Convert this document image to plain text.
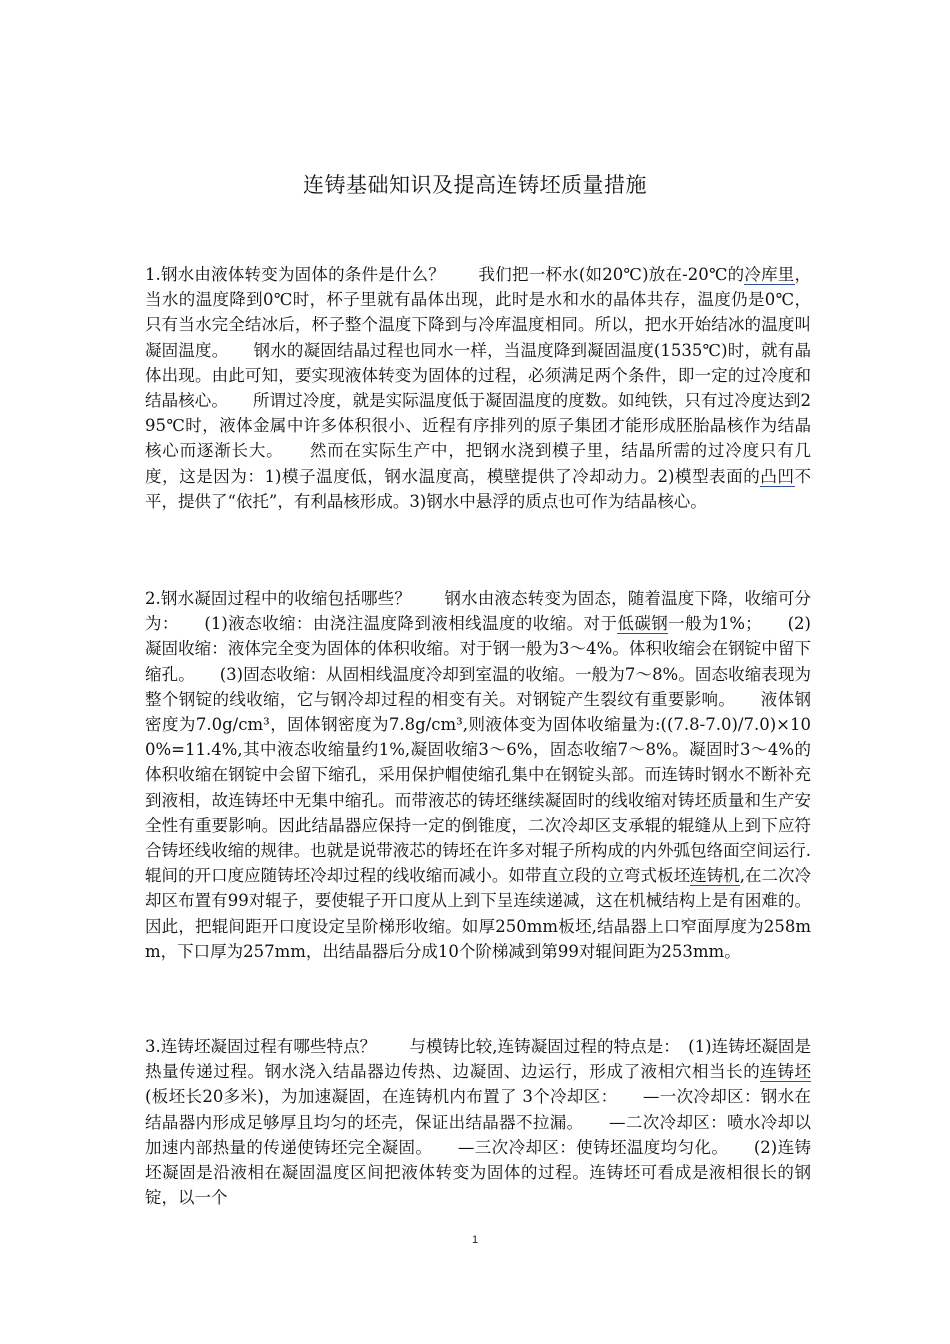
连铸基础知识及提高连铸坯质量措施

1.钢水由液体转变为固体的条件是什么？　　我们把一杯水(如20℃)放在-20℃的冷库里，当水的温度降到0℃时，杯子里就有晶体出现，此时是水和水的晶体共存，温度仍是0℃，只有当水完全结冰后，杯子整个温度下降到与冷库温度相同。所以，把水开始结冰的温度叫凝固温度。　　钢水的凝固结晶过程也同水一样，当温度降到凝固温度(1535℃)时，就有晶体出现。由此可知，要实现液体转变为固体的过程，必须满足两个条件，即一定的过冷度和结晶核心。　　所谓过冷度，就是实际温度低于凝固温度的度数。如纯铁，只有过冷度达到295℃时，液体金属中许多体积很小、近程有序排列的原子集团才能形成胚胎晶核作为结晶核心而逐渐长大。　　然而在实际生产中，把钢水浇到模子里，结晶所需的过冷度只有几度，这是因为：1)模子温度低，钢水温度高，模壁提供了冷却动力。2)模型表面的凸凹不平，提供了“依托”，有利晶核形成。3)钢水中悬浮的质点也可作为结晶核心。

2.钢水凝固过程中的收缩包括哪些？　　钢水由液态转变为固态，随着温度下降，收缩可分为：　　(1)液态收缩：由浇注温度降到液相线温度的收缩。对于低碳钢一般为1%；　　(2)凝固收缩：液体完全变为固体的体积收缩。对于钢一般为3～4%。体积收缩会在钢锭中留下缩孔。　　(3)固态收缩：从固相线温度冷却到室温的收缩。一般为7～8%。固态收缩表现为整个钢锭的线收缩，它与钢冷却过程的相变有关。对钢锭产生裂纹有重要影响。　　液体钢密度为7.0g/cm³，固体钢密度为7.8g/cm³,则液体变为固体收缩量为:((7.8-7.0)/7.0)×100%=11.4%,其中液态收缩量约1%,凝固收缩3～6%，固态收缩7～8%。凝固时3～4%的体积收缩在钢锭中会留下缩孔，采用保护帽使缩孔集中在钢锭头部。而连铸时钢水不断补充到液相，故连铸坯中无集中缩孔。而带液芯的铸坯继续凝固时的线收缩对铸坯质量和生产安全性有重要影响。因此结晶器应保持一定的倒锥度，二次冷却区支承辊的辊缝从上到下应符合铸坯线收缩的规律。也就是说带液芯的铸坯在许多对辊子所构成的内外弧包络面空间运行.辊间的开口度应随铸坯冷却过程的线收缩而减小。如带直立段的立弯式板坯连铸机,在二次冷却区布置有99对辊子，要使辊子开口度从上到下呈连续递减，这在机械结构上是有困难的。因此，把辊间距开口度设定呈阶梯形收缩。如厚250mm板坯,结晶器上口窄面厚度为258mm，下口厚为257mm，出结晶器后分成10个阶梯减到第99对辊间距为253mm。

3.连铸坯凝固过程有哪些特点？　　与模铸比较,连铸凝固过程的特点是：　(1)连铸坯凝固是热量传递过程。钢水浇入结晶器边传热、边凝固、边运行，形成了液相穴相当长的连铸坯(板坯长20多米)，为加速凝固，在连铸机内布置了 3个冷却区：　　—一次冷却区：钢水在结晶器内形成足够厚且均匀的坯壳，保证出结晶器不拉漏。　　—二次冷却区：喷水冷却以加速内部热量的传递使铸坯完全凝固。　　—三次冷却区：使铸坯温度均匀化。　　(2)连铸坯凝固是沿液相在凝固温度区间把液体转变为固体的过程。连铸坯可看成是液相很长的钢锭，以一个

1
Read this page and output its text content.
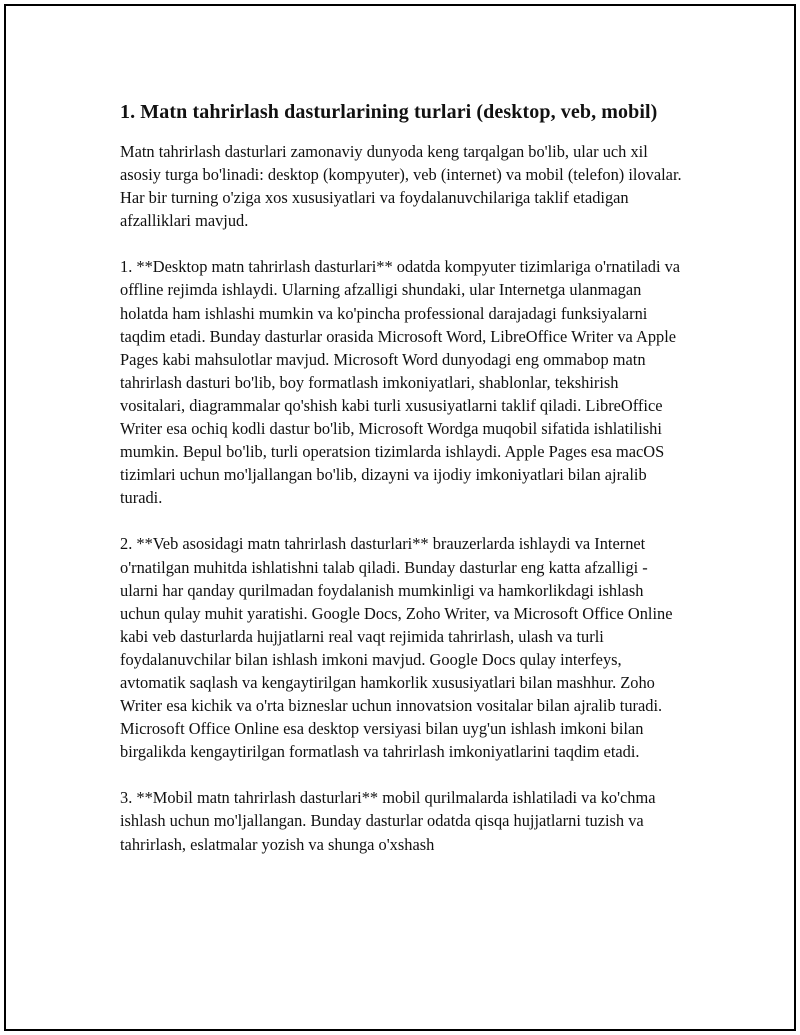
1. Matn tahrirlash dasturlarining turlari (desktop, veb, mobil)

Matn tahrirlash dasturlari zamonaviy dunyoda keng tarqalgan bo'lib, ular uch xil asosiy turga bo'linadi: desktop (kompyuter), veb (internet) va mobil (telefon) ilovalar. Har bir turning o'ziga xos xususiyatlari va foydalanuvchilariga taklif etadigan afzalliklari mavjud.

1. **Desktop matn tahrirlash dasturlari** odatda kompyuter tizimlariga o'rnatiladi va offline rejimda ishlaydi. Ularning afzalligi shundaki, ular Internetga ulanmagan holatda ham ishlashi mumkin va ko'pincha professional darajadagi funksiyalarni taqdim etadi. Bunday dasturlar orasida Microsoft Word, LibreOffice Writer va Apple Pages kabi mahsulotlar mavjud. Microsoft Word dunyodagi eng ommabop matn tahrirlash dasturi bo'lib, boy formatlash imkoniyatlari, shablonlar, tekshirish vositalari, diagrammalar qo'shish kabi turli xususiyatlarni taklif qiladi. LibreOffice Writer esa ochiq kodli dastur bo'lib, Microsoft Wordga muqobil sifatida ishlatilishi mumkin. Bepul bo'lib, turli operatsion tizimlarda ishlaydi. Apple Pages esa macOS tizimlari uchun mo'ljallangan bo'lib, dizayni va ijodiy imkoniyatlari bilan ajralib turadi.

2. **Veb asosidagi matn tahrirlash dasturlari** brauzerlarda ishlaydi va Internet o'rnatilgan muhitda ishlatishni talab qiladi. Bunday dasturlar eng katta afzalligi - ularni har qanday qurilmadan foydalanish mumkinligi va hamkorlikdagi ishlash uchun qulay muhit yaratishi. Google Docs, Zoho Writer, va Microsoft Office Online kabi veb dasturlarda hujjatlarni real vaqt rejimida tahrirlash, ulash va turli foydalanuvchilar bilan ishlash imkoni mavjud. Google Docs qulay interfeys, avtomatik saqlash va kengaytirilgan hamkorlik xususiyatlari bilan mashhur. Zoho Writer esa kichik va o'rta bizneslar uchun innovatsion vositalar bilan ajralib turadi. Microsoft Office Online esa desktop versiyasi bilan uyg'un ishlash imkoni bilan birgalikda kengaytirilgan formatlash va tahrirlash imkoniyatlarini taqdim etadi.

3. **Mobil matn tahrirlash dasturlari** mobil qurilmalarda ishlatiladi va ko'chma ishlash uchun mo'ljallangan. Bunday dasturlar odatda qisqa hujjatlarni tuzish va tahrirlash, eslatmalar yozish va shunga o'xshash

- Prompt -
Except for the pictures, copy every line of the records above exactly.

- Expected answer -
Convert this document image to plain text.
连铸基础知识及提高连铸坯质量措施

1.钢水由液体转变为固体的条件是什么？　　我们把一杯水(如20℃)放在-20℃的冷库里，当水的温度降到0℃时，杯子里就有晶体出现，此时是水和水的晶体共存，温度仍是0℃，只有当水完全结冰后，杯子整个温度下降到与冷库温度相同。所以，把水开始结冰的温度叫凝固温度。　　钢水的凝固结晶过程也同水一样，当温度降到凝固温度(1535℃)时，就有晶体出现。由此可知，要实现液体转变为固体的过程，必须满足两个条件，即一定的过冷度和结晶核心。　　所谓过冷度，就是实际温度低于凝固温度的度数。如纯铁，只有过冷度达到295℃时，液体金属中许多体积很小、近程有序排列的原子集团才能形成胚胎晶核作为结晶核心而逐渐长大。　　然而在实际生产中，把钢水浇到模子里，结晶所需的过冷度只有几度，这是因为：1)模子温度低，钢水温度高，模壁提供了冷却动力。2)模型表面的凸凹不平，提供了“依托”，有利晶核形成。3)钢水中悬浮的质点也可作为结晶核心。

2.钢水凝固过程中的收缩包括哪些？　　钢水由液态转变为固态，随着温度下降，收缩可分为：　　(1)液态收缩：由浇注温度降到液相线温度的收缩。对于低碳钢一般为1%；　　(2)凝固收缩：液体完全变为固体的体积收缩。对于钢一般为3～4%。体积收缩会在钢锭中留下缩孔。　　(3)固态收缩：从固相线温度冷却到室温的收缩。一般为7～8%。固态收缩表现为整个钢锭的线收缩，它与钢冷却过程的相变有关。对钢锭产生裂纹有重要影响。　　液体钢密度为7.0g/cm³，固体钢密度为7.8g/cm³,则液体变为固体收缩量为:((7.8-7.0)/7.0)×100%=11.4%,其中液态收缩量约1%,凝固收缩3～6%，固态收缩7～8%。凝固时3～4%的体积收缩在钢锭中会留下缩孔，采用保护帽使缩孔集中在钢锭头部。而连铸时钢水不断补充到液相，故连铸坯中无集中缩孔。而带液芯的铸坯继续凝固时的线收缩对铸坯质量和生产安全性有重要影响。因此结晶器应保持一定的倒锥度，二次冷却区支承辊的辊缝从上到下应符合铸坯线收缩的规律。也就是说带液芯的铸坯在许多对辊子所构成的内外弧包络面空间运行.辊间的开口度应随铸坯冷却过程的线收缩而减小。如带直立段的立弯式板坯连铸机,在二次冷却区布置有99对辊子，要使辊子开口度从上到下呈连续递减，这在机械结构上是有困难的。因此，把辊间距开口度设定呈阶梯形收缩。如厚250mm板坯,结晶器上口窄面厚度为258mm，下口厚为257mm，出结晶器后分成10个阶梯减到第99对辊间距为253mm。

3.连铸坯凝固过程有哪些特点？　　与模铸比较,连铸凝固过程的特点是：　(1)连铸坯凝固是热量传递过程。钢水浇入结晶器边传热、边凝固、边运行，形成了液相穴相当长的连铸坯(板坯长20多米)，为加速凝固，在连铸机内布置了 3个冷却区：　　—一次冷却区：钢水在结晶器内形成足够厚且均匀的坯壳，保证出结晶器不拉漏。　　—二次冷却区：喷水冷却以加速内部热量的传递使铸坯完全凝固。　　—三次冷却区：使铸坯温度均匀化。　　(2)连铸坯凝固是沿液相在凝固温度区间把液体转变为固体的过程。连铸坯可看成是液相很长的钢锭，以一个

1
Read this page and output its text content.
1. Matn tahrirlash dasturlarining turlari (desktop, veb, mobil)

Matn tahrirlash dasturlari zamonaviy dunyoda keng tarqalgan bo'lib, ular uch xil asosiy turga bo'linadi: desktop (kompyuter), veb (internet) va mobil (telefon) ilovalar. Har bir turning o'ziga xos xususiyatlari va foydalanuvchilariga taklif etadigan afzalliklari mavjud.

1. **Desktop matn tahrirlash dasturlari** odatda kompyuter tizimlariga o'rnatiladi va offline rejimda ishlaydi. Ularning afzalligi shundaki, ular Internetga ulanmagan holatda ham ishlashi mumkin va ko'pincha professional darajadagi funksiyalarni taqdim etadi. Bunday dasturlar orasida Microsoft Word, LibreOffice Writer va Apple Pages kabi mahsulotlar mavjud. Microsoft Word dunyodagi eng ommabop matn tahrirlash dasturi bo'lib, boy formatlash imkoniyatlari, shablonlar, tekshirish vositalari, diagrammalar qo'shish kabi turli xususiyatlarni taklif qiladi. LibreOffice Writer esa ochiq kodli dastur bo'lib, Microsoft Wordga muqobil sifatida ishlatilishi mumkin. Bepul bo'lib, turli operatsion tizimlarda ishlaydi. Apple Pages esa macOS tizimlari uchun mo'ljallangan bo'lib, dizayni va ijodiy imkoniyatlari bilan ajralib turadi.

2. **Veb asosidagi matn tahrirlash dasturlari** brauzerlarda ishlaydi va Internet o'rnatilgan muhitda ishlatishni talab qiladi. Bunday dasturlar eng katta afzalligi - ularni har qanday qurilmadan foydalanish mumkinligi va hamkorlikdagi ishlash uchun qulay muhit yaratishi. Google Docs, Zoho Writer, va Microsoft Office Online kabi veb dasturlarda hujjatlarni real vaqt rejimida tahrirlash, ulash va turli foydalanuvchilar bilan ishlash imkoni mavjud. Google Docs qulay interfeys, avtomatik saqlash va kengaytirilgan hamkorlik xususiyatlari bilan mashhur. Zoho Writer esa kichik va o'rta bizneslar uchun innovatsion vositalar bilan ajralib turadi. Microsoft Office Online esa desktop versiyasi bilan uyg'un ishlash imkoni bilan birgalikda kengaytirilgan formatlash va tahrirlash imkoniyatlarini taqdim etadi.

3. **Mobil matn tahrirlash dasturlari** mobil qurilmalarda ishlatiladi va ko'chma ishlash uchun mo'ljallangan. Bunday dasturlar odatda qisqa hujjatlarni tuzish va tahrirlash, eslatmalar yozish va shunga o'xshash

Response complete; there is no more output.